§ WHAT IS BEING ASKED
Print the listing in its entirety and exactly, leaving out images.

§ RECORDS FOR THIS EXERCISE
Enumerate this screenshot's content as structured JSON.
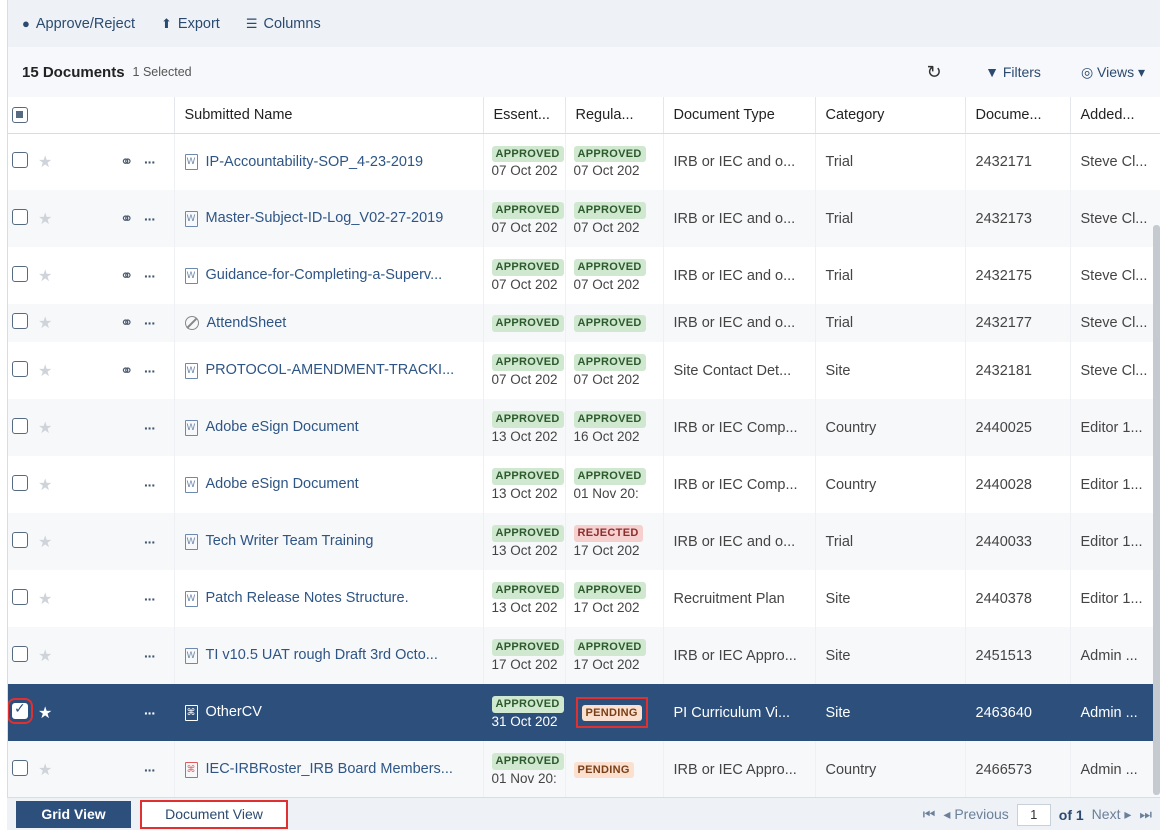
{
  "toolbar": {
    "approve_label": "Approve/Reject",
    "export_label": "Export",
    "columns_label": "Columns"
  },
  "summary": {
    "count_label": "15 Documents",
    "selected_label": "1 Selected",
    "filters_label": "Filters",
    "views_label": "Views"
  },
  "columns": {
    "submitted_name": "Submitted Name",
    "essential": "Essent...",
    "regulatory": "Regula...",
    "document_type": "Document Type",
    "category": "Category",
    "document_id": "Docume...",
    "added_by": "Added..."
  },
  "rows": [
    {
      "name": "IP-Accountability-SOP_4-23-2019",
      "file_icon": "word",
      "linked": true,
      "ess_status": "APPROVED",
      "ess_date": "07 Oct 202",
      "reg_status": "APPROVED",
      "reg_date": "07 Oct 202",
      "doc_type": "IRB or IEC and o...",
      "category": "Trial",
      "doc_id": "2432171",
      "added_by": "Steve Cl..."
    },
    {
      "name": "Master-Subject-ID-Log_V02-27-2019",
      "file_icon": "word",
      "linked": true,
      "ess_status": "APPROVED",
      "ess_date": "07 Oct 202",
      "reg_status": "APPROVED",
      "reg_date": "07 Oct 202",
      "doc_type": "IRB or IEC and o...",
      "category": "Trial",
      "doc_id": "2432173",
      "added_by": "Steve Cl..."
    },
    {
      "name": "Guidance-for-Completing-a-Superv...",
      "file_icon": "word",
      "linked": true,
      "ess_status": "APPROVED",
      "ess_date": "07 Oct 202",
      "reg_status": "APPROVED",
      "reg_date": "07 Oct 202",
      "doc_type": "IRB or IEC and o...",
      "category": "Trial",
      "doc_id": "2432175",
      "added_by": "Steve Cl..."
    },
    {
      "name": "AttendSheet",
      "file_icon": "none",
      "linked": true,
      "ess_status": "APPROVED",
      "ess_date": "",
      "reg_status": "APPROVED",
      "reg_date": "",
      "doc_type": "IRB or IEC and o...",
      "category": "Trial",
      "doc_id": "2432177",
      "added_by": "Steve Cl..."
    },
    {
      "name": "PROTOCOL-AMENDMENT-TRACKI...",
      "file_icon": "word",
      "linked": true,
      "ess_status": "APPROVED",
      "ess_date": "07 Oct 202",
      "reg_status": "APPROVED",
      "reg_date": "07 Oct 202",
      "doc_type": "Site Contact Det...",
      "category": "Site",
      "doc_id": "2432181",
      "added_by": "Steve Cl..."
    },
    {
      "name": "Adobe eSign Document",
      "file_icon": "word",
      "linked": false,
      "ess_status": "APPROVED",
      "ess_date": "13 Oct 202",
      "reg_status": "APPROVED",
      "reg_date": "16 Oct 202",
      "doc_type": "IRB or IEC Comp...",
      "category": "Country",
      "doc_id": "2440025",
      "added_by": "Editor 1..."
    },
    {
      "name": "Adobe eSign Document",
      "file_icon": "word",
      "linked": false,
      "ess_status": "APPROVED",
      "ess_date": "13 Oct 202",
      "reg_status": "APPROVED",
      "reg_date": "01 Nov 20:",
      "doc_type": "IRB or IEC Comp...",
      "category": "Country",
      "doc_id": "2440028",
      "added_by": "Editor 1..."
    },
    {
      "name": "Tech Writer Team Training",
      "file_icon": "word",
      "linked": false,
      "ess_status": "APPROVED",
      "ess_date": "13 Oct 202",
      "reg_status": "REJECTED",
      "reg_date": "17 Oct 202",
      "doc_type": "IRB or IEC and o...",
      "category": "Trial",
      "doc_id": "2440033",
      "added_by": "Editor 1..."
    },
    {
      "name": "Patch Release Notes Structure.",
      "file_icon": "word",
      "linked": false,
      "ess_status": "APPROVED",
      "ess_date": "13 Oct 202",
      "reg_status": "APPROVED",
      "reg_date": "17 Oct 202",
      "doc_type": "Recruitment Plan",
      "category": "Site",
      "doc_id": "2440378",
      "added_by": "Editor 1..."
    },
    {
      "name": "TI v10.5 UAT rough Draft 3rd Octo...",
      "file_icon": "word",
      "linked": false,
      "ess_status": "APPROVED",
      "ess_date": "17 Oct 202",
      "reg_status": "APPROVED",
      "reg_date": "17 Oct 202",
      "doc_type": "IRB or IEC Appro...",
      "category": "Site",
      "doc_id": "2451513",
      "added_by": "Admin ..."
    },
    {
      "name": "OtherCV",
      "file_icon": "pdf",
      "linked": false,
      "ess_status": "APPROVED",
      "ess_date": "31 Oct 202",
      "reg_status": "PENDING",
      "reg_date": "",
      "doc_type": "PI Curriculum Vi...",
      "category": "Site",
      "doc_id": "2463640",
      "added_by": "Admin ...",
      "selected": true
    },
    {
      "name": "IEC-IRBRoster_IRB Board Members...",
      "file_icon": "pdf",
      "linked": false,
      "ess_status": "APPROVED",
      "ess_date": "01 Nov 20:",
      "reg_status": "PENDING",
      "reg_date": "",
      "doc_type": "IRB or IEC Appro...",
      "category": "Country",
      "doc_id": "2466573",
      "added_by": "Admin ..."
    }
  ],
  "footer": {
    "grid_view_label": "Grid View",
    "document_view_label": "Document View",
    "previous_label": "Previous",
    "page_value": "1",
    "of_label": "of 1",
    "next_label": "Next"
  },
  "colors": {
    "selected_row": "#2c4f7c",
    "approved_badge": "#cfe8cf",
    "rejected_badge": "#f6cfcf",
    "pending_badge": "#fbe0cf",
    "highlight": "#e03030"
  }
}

§ ANSWER TO THIS PROBLEM
Enumerate this screenshot's content as structured JSON.
{
  "toolbar": {
    "approve_label": "Approve/Reject",
    "export_label": "Export",
    "columns_label": "Columns"
  },
  "summary": {
    "count_label": "15 Documents",
    "selected_label": "1 Selected",
    "filters_label": "Filters",
    "views_label": "Views"
  },
  "columns": {
    "submitted_name": "Submitted Name",
    "essential": "Essent...",
    "regulatory": "Regula...",
    "document_type": "Document Type",
    "category": "Category",
    "document_id": "Docume...",
    "added_by": "Added..."
  },
  "rows": [
    {
      "name": "IP-Accountability-SOP_4-23-2019",
      "file_icon": "word",
      "linked": true,
      "ess_status": "APPROVED",
      "ess_date": "07 Oct 202",
      "reg_status": "APPROVED",
      "reg_date": "07 Oct 202",
      "doc_type": "IRB or IEC and o...",
      "category": "Trial",
      "doc_id": "2432171",
      "added_by": "Steve Cl..."
    },
    {
      "name": "Master-Subject-ID-Log_V02-27-2019",
      "file_icon": "word",
      "linked": true,
      "ess_status": "APPROVED",
      "ess_date": "07 Oct 202",
      "reg_status": "APPROVED",
      "reg_date": "07 Oct 202",
      "doc_type": "IRB or IEC and o...",
      "category": "Trial",
      "doc_id": "2432173",
      "added_by": "Steve Cl..."
    },
    {
      "name": "Guidance-for-Completing-a-Superv...",
      "file_icon": "word",
      "linked": true,
      "ess_status": "APPROVED",
      "ess_date": "07 Oct 202",
      "reg_status": "APPROVED",
      "reg_date": "07 Oct 202",
      "doc_type": "IRB or IEC and o...",
      "category": "Trial",
      "doc_id": "2432175",
      "added_by": "Steve Cl..."
    },
    {
      "name": "AttendSheet",
      "file_icon": "none",
      "linked": true,
      "ess_status": "APPROVED",
      "ess_date": "",
      "reg_status": "APPROVED",
      "reg_date": "",
      "doc_type": "IRB or IEC and o...",
      "category": "Trial",
      "doc_id": "2432177",
      "added_by": "Steve Cl..."
    },
    {
      "name": "PROTOCOL-AMENDMENT-TRACKI...",
      "file_icon": "word",
      "linked": true,
      "ess_status": "APPROVED",
      "ess_date": "07 Oct 202",
      "reg_status": "APPROVED",
      "reg_date": "07 Oct 202",
      "doc_type": "Site Contact Det...",
      "category": "Site",
      "doc_id": "2432181",
      "added_by": "Steve Cl..."
    },
    {
      "name": "Adobe eSign Document",
      "file_icon": "word",
      "linked": false,
      "ess_status": "APPROVED",
      "ess_date": "13 Oct 202",
      "reg_status": "APPROVED",
      "reg_date": "16 Oct 202",
      "doc_type": "IRB or IEC Comp...",
      "category": "Country",
      "doc_id": "2440025",
      "added_by": "Editor 1..."
    },
    {
      "name": "Adobe eSign Document",
      "file_icon": "word",
      "linked": false,
      "ess_status": "APPROVED",
      "ess_date": "13 Oct 202",
      "reg_status": "APPROVED",
      "reg_date": "01 Nov 20:",
      "doc_type": "IRB or IEC Comp...",
      "category": "Country",
      "doc_id": "2440028",
      "added_by": "Editor 1..."
    },
    {
      "name": "Tech Writer Team Training",
      "file_icon": "word",
      "linked": false,
      "ess_status": "APPROVED",
      "ess_date": "13 Oct 202",
      "reg_status": "REJECTED",
      "reg_date": "17 Oct 202",
      "doc_type": "IRB or IEC and o...",
      "category": "Trial",
      "doc_id": "2440033",
      "added_by": "Editor 1..."
    },
    {
      "name": "Patch Release Notes Structure.",
      "file_icon": "word",
      "linked": false,
      "ess_status": "APPROVED",
      "ess_date": "13 Oct 202",
      "reg_status": "APPROVED",
      "reg_date": "17 Oct 202",
      "doc_type": "Recruitment Plan",
      "category": "Site",
      "doc_id": "2440378",
      "added_by": "Editor 1..."
    },
    {
      "name": "TI v10.5 UAT rough Draft 3rd Octo...",
      "file_icon": "word",
      "linked": false,
      "ess_status": "APPROVED",
      "ess_date": "17 Oct 202",
      "reg_status": "APPROVED",
      "reg_date": "17 Oct 202",
      "doc_type": "IRB or IEC Appro...",
      "category": "Site",
      "doc_id": "2451513",
      "added_by": "Admin ..."
    },
    {
      "name": "OtherCV",
      "file_icon": "pdf",
      "linked": false,
      "ess_status": "APPROVED",
      "ess_date": "31 Oct 202",
      "reg_status": "PENDING",
      "reg_date": "",
      "doc_type": "PI Curriculum Vi...",
      "category": "Site",
      "doc_id": "2463640",
      "added_by": "Admin ...",
      "selected": true
    },
    {
      "name": "IEC-IRBRoster_IRB Board Members...",
      "file_icon": "pdf",
      "linked": false,
      "ess_status": "APPROVED",
      "ess_date": "01 Nov 20:",
      "reg_status": "PENDING",
      "reg_date": "",
      "doc_type": "IRB or IEC Appro...",
      "category": "Country",
      "doc_id": "2466573",
      "added_by": "Admin ..."
    }
  ],
  "footer": {
    "grid_view_label": "Grid View",
    "document_view_label": "Document View",
    "previous_label": "Previous",
    "page_value": "1",
    "of_label": "of 1",
    "next_label": "Next"
  },
  "colors": {
    "selected_row": "#2c4f7c",
    "approved_badge": "#cfe8cf",
    "rejected_badge": "#f6cfcf",
    "pending_badge": "#fbe0cf",
    "highlight": "#e03030"
  }
}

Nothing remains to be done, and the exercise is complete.